Supplied information:
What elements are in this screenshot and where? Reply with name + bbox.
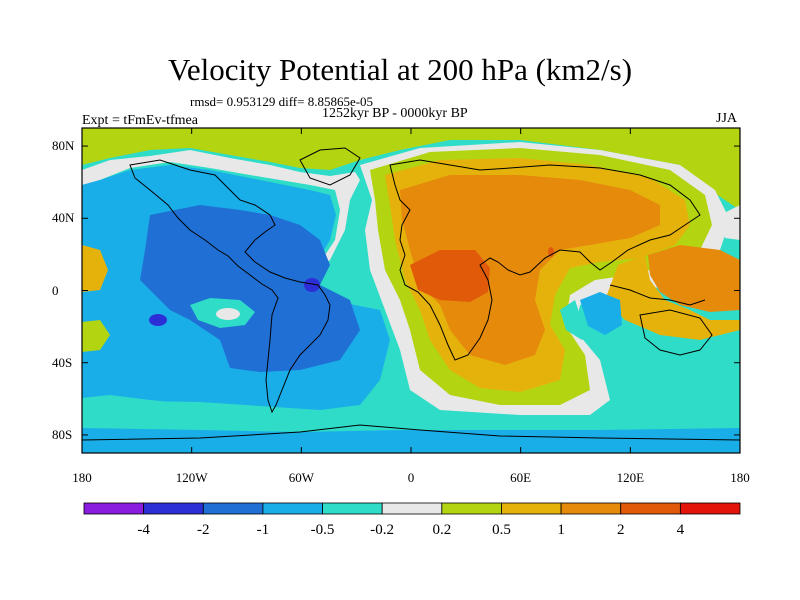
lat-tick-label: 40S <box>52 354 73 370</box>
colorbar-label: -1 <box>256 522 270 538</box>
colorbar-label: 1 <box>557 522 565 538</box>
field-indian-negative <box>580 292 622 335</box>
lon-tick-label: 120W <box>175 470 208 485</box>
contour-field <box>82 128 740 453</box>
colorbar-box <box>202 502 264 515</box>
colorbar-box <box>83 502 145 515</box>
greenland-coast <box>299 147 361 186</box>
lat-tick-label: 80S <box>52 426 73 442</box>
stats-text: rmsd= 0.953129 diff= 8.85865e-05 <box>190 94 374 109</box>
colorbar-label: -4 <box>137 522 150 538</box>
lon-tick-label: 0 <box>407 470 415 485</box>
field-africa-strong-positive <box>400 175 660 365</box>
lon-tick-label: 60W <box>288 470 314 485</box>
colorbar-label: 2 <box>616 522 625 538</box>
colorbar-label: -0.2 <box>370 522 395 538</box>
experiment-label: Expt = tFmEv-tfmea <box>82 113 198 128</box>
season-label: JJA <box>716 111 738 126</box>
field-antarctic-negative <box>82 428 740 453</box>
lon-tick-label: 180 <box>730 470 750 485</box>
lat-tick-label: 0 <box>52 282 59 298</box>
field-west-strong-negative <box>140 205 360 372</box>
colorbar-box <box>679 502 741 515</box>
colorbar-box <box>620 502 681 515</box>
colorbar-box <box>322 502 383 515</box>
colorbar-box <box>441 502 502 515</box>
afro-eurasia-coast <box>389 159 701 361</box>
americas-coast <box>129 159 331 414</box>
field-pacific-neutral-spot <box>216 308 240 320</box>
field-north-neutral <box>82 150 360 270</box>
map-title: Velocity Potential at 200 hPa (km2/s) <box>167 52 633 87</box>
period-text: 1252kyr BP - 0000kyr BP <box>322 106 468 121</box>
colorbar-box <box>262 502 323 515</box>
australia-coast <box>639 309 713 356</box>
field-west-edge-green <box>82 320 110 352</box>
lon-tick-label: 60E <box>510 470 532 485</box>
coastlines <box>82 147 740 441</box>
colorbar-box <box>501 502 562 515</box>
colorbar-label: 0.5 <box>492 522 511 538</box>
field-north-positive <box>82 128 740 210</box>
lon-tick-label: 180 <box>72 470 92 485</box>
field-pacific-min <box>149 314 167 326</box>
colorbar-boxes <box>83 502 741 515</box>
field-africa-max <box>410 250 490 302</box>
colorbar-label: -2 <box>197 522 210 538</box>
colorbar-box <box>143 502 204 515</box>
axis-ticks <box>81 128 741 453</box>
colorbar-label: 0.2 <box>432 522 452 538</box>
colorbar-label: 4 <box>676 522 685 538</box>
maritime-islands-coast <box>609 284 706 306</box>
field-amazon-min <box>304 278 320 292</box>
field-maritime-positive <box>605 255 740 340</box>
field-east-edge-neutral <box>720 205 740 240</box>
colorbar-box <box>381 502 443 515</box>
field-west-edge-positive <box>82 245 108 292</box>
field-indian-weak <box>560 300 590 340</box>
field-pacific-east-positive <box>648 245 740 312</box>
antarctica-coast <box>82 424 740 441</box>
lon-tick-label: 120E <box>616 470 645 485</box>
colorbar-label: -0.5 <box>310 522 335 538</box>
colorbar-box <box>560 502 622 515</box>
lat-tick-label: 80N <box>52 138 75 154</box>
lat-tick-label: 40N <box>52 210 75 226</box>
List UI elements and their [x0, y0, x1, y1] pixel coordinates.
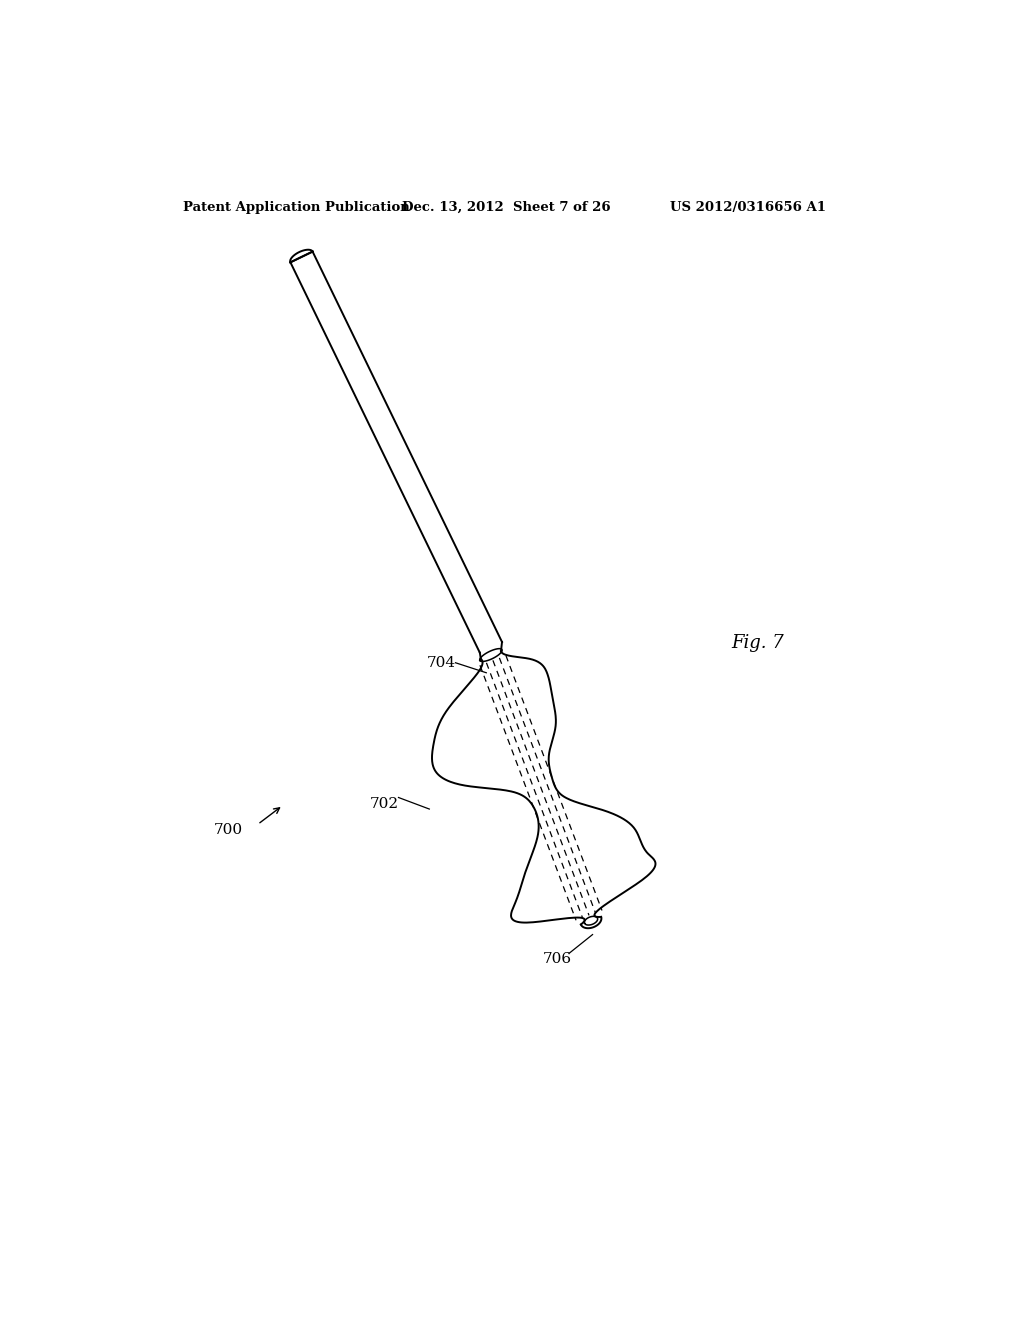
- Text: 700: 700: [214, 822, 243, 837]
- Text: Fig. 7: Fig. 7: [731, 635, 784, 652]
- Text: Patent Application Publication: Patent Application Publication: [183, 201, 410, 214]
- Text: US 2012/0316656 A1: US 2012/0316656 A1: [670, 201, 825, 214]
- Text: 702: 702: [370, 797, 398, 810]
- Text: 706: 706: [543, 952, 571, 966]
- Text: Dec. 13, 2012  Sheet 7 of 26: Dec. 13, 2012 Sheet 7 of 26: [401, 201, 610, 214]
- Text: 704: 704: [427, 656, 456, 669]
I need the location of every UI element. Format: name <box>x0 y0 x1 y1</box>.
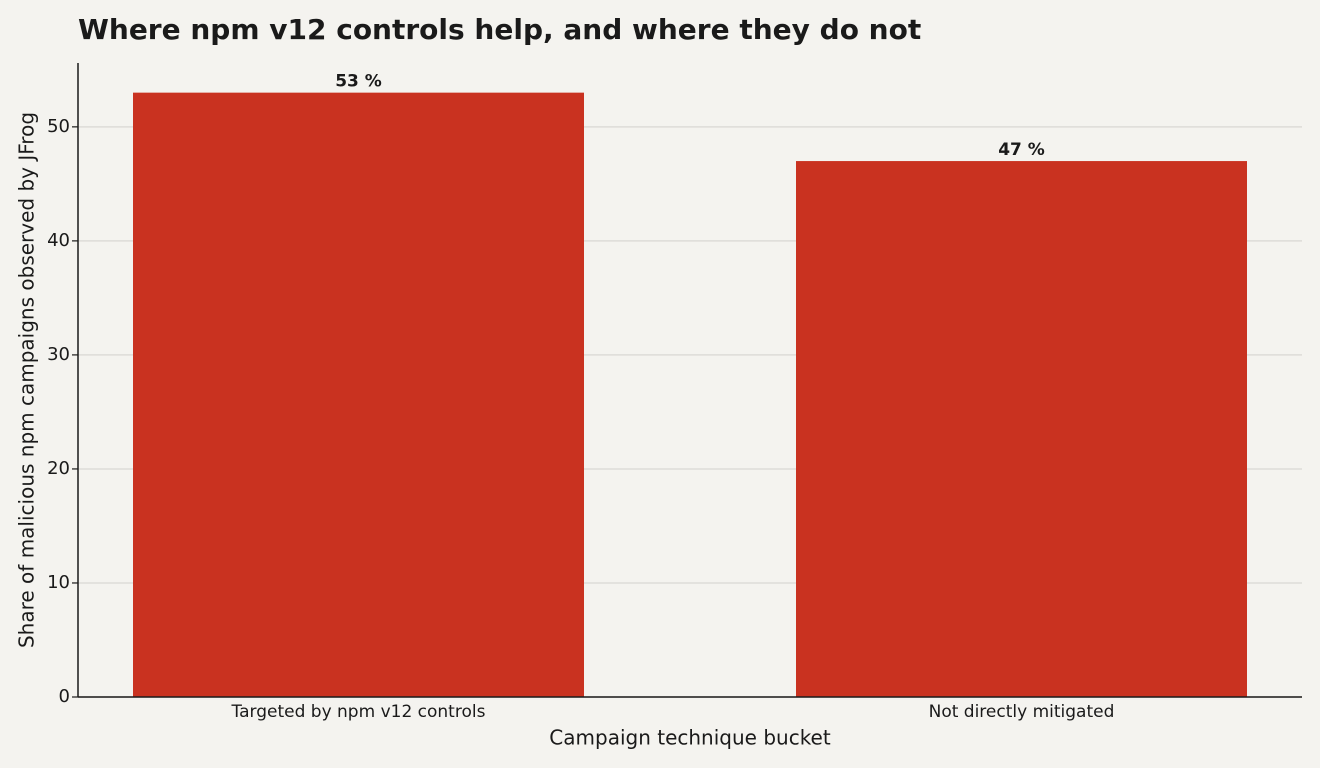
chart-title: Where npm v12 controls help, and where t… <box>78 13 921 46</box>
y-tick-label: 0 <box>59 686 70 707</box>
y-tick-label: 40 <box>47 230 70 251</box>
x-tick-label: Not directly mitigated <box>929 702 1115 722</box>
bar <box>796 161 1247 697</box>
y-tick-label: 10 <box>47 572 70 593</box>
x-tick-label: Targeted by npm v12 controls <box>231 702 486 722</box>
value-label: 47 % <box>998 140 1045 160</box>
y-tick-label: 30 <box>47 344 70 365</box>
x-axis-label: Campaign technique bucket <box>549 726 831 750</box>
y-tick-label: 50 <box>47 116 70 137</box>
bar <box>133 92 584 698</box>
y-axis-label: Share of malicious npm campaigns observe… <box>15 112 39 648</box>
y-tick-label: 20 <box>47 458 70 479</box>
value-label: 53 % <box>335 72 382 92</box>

Instructions for the task:
Reproduce all of the lines above with "screenshot" changed to "image" and everything else left unchanged. Omit the pictures from your answer.

Response to this task:
What elements are in this image and where? Reply with name + bbox.
lat-tick-label: 40S <box>52 354 73 370</box>
colorbar-label: -1 <box>256 522 270 538</box>
colorbar-label: 1 <box>557 522 565 538</box>
field-indian-negative <box>580 292 622 335</box>
lon-tick-label: 120W <box>175 470 208 485</box>
contour-field <box>82 128 740 453</box>
colorbar-box <box>202 502 264 515</box>
colorbar-box <box>83 502 145 515</box>
greenland-coast <box>299 147 361 186</box>
lat-tick-label: 80S <box>52 426 73 442</box>
stats-text: rmsd= 0.953129 diff= 8.85865e-05 <box>190 94 374 109</box>
colorbar-label: -4 <box>137 522 150 538</box>
lon-tick-label: 0 <box>407 470 415 485</box>
field-africa-strong-positive <box>400 175 660 365</box>
lon-tick-label: 60W <box>288 470 314 485</box>
colorbar-label: 2 <box>616 522 625 538</box>
colorbar-label: -0.2 <box>370 522 395 538</box>
experiment-label: Expt = tFmEv-tfmea <box>82 113 198 128</box>
season-label: JJA <box>716 111 738 126</box>
field-antarctic-negative <box>82 428 740 453</box>
lon-tick-label: 180 <box>730 470 750 485</box>
lat-tick-label: 0 <box>52 282 59 298</box>
field-west-strong-negative <box>140 205 360 372</box>
colorbar-box <box>679 502 741 515</box>
colorbar-box <box>620 502 681 515</box>
colorbar-box <box>322 502 383 515</box>
colorbar-box <box>441 502 502 515</box>
afro-eurasia-coast <box>389 159 701 361</box>
americas-coast <box>129 159 331 414</box>
field-pacific-neutral-spot <box>216 308 240 320</box>
field-north-neutral <box>82 150 360 270</box>
map-title: Velocity Potential at 200 hPa (km2/s) <box>167 52 633 87</box>
period-text: 1252kyr BP - 0000kyr BP <box>322 106 468 121</box>
colorbar-box <box>262 502 323 515</box>
australia-coast <box>639 309 713 356</box>
field-west-edge-green <box>82 320 110 352</box>
lon-tick-label: 60E <box>510 470 532 485</box>
coastlines <box>82 147 740 441</box>
colorbar-box <box>501 502 562 515</box>
colorbar-label: 0.5 <box>492 522 511 538</box>
field-north-positive <box>82 128 740 210</box>
lon-tick-label: 180 <box>72 470 92 485</box>
field-pacific-min <box>149 314 167 326</box>
colorbar-boxes <box>83 502 741 515</box>
field-africa-max <box>410 250 490 302</box>
colorbar-label: -2 <box>197 522 210 538</box>
colorbar-box <box>143 502 204 515</box>
axis-ticks <box>81 128 741 453</box>
colorbar-label: 0.2 <box>432 522 452 538</box>
colorbar-label: 4 <box>676 522 685 538</box>
maritime-islands-coast <box>609 284 706 306</box>
field-amazon-min <box>304 278 320 292</box>
field-maritime-positive <box>605 255 740 340</box>
field-east-edge-neutral <box>720 205 740 240</box>
colorbar-box <box>381 502 443 515</box>
field-west-edge-positive <box>82 245 108 292</box>
field-indian-weak <box>560 300 590 340</box>
field-pacific-east-positive <box>648 245 740 312</box>
antarctica-coast <box>82 424 740 441</box>
lon-tick-label: 120E <box>616 470 645 485</box>
colorbar-label: -0.5 <box>310 522 335 538</box>
colorbar-box <box>560 502 622 515</box>
lat-tick-label: 80N <box>52 138 75 154</box>
lat-tick-label: 40N <box>52 210 75 226</box>
List UI elements and their [x0, y0, x1, y1] pixel coordinates.
- Text: 700: 700: [214, 822, 243, 837]
- Text: Fig. 7: Fig. 7: [731, 635, 784, 652]
- Text: Patent Application Publication: Patent Application Publication: [183, 201, 410, 214]
- Text: US 2012/0316656 A1: US 2012/0316656 A1: [670, 201, 825, 214]
- Text: 702: 702: [370, 797, 398, 810]
- Text: 706: 706: [543, 952, 571, 966]
- Text: Dec. 13, 2012  Sheet 7 of 26: Dec. 13, 2012 Sheet 7 of 26: [401, 201, 610, 214]
- Text: 704: 704: [427, 656, 456, 669]
I need the location of every UI element. Format: name <box>x0 y0 x1 y1</box>.
chart-title: Where npm v12 controls help, and where t… <box>78 13 921 46</box>
y-tick-label: 0 <box>59 686 70 707</box>
y-tick-label: 40 <box>47 230 70 251</box>
x-tick-label: Not directly mitigated <box>929 702 1115 722</box>
bar <box>796 161 1247 697</box>
y-tick-label: 10 <box>47 572 70 593</box>
x-tick-label: Targeted by npm v12 controls <box>231 702 486 722</box>
value-label: 47 % <box>998 140 1045 160</box>
y-tick-label: 30 <box>47 344 70 365</box>
x-axis-label: Campaign technique bucket <box>549 726 831 750</box>
y-tick-label: 50 <box>47 116 70 137</box>
bar <box>133 92 584 698</box>
y-axis-label: Share of malicious npm campaigns observe… <box>15 112 39 648</box>
y-tick-label: 20 <box>47 458 70 479</box>
value-label: 53 % <box>335 72 382 92</box>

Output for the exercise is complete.